### EXTRACTED TEXT
What's the One Thing You Want Most For Your Kids?

 

What’s the one thing YOU want most for your kids? Take a second to think about it if you need to, but do land on an answer.

We’ll get to my answer in a second. First, let me set the stage: I’m at a coffee event with other entrepreneurs and although I had been talking to these people virtually for a year and a half, and this was the first time I was meeting any of them in person.

I was asked to talk about my dream. Well, I dream of a world where we can be ourselves, be happy, and where we don’t get in our own way. I’ve often thought “Paul, you have all the ingredients to be happy. Why aren’t you happy?”

Afterward, my mentor turns to me and asks “Paul, what do you want most for your kids?”

Without hesitating, I said, “I want them to be happy.” Easy. Of course every parent wants their kids to be happy.

And he said that happiness is just one portion of the normal range of human emotions that we experience in our lives. Am I wishing for them to not have a full experience of being human?

### INSTRUCTIONS TO FOLLOW
Answer from the piece on what parents want for their kids:
1. How long had Paul been talking virtually with the entrepreneurs before the coffee event?
2. What was Paul asked to talk about at the event?
3. What did Paul reply when his mentor asked what he wanted most for his kids?
The listing that comes next has no connection to the piece on what parents want for their kids.

### PROVIDED MATERIAL
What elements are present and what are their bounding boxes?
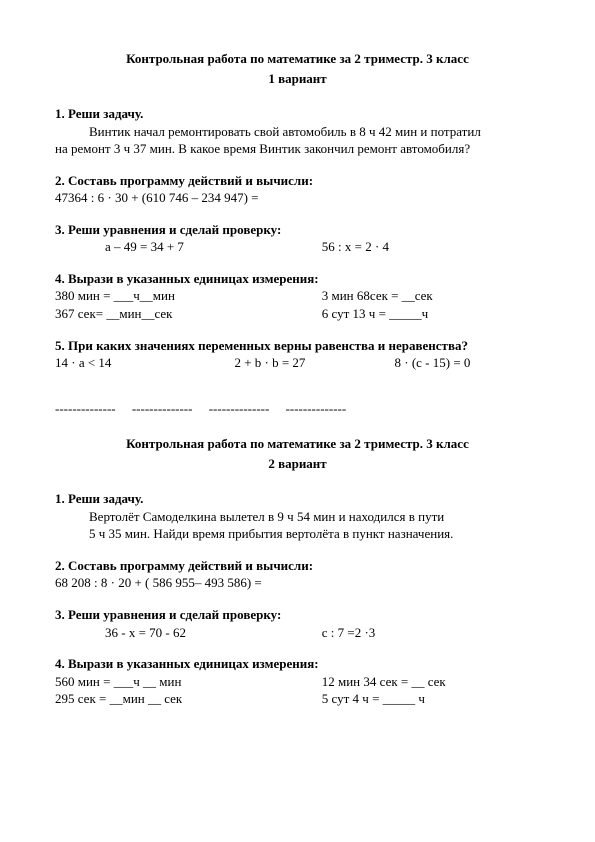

### RESPONSE BELOW
1. A year and a half.
2. His dream.
3. "I want them to be happy."